◆ **Request**:
Quote each record exactly, please, leaving none out.

◆ **Source records**:
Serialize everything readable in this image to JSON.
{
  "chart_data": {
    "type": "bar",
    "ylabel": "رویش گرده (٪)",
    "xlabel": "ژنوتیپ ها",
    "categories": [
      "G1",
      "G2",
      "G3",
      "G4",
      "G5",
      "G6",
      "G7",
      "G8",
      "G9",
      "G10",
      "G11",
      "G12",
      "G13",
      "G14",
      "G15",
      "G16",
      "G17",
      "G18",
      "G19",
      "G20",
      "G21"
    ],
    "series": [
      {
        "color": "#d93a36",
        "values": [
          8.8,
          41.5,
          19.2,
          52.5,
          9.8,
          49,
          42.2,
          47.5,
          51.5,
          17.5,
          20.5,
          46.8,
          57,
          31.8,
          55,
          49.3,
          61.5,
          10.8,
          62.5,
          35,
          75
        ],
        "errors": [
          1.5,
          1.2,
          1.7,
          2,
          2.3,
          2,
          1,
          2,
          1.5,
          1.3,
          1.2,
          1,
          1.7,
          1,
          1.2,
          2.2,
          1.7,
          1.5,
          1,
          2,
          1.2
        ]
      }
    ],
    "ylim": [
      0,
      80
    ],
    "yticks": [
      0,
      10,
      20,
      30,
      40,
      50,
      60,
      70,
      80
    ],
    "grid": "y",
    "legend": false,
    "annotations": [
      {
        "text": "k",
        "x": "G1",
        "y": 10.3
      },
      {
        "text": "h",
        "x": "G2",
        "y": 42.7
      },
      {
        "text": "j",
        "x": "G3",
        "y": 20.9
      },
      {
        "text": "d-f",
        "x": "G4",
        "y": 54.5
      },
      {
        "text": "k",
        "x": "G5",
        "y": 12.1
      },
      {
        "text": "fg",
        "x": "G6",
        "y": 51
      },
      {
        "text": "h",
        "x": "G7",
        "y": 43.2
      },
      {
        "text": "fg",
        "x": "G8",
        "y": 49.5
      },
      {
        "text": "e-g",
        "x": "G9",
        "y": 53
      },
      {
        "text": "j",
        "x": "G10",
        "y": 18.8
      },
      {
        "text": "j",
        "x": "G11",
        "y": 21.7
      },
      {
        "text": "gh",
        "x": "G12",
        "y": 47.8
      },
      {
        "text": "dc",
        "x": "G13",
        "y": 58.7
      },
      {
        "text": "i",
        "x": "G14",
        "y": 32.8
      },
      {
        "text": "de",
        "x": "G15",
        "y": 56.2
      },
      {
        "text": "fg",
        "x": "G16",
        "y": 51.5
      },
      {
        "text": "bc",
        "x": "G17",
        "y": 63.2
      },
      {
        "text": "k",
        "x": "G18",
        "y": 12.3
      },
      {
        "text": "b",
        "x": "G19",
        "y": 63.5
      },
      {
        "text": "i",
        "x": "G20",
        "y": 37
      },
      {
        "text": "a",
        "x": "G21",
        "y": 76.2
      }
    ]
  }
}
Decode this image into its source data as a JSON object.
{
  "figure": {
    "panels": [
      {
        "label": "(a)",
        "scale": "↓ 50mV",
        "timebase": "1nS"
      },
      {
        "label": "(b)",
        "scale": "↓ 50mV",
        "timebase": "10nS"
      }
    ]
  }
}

◆ **Result for this exercise**:
Serialize everything readable in this image to JSON.
{
  "chart_data": {
    "type": "bar",
    "ylabel": "رویش گرده (٪)",
    "xlabel": "ژنوتیپ ها",
    "categories": [
      "G1",
      "G2",
      "G3",
      "G4",
      "G5",
      "G6",
      "G7",
      "G8",
      "G9",
      "G10",
      "G11",
      "G12",
      "G13",
      "G14",
      "G15",
      "G16",
      "G17",
      "G18",
      "G19",
      "G20",
      "G21"
    ],
    "series": [
      {
        "color": "#d93a36",
        "values": [
          8.8,
          41.5,
          19.2,
          52.5,
          9.8,
          49,
          42.2,
          47.5,
          51.5,
          17.5,
          20.5,
          46.8,
          57,
          31.8,
          55,
          49.3,
          61.5,
          10.8,
          62.5,
          35,
          75
        ],
        "errors": [
          1.5,
          1.2,
          1.7,
          2,
          2.3,
          2,
          1,
          2,
          1.5,
          1.3,
          1.2,
          1,
          1.7,
          1,
          1.2,
          2.2,
          1.7,
          1.5,
          1,
          2,
          1.2
        ]
      }
    ],
    "ylim": [
      0,
      80
    ],
    "yticks": [
      0,
      10,
      20,
      30,
      40,
      50,
      60,
      70,
      80
    ],
    "grid": "y",
    "legend": false,
    "annotations": [
      {
        "text": "k",
        "x": "G1",
        "y": 10.3
      },
      {
        "text": "h",
        "x": "G2",
        "y": 42.7
      },
      {
        "text": "j",
        "x": "G3",
        "y": 20.9
      },
      {
        "text": "d-f",
        "x": "G4",
        "y": 54.5
      },
      {
        "text": "k",
        "x": "G5",
        "y": 12.1
      },
      {
        "text": "fg",
        "x": "G6",
        "y": 51
      },
      {
        "text": "h",
        "x": "G7",
        "y": 43.2
      },
      {
        "text": "fg",
        "x": "G8",
        "y": 49.5
      },
      {
        "text": "e-g",
        "x": "G9",
        "y": 53
      },
      {
        "text": "j",
        "x": "G10",
        "y": 18.8
      },
      {
        "text": "j",
        "x": "G11",
        "y": 21.7
      },
      {
        "text": "gh",
        "x": "G12",
        "y": 47.8
      },
      {
        "text": "dc",
        "x": "G13",
        "y": 58.7
      },
      {
        "text": "i",
        "x": "G14",
        "y": 32.8
      },
      {
        "text": "de",
        "x": "G15",
        "y": 56.2
      },
      {
        "text": "fg",
        "x": "G16",
        "y": 51.5
      },
      {
        "text": "bc",
        "x": "G17",
        "y": 63.2
      },
      {
        "text": "k",
        "x": "G18",
        "y": 12.3
      },
      {
        "text": "b",
        "x": "G19",
        "y": 63.5
      },
      {
        "text": "i",
        "x": "G20",
        "y": 37
      },
      {
        "text": "a",
        "x": "G21",
        "y": 76.2
      }
    ]
  }
}
Decode this image into its source data as a JSON object.
{
  "figure": {
    "panels": [
      {
        "label": "(a)",
        "scale": "↓ 50mV",
        "timebase": "1nS"
      },
      {
        "label": "(b)",
        "scale": "↓ 50mV",
        "timebase": "10nS"
      }
    ]
  }
}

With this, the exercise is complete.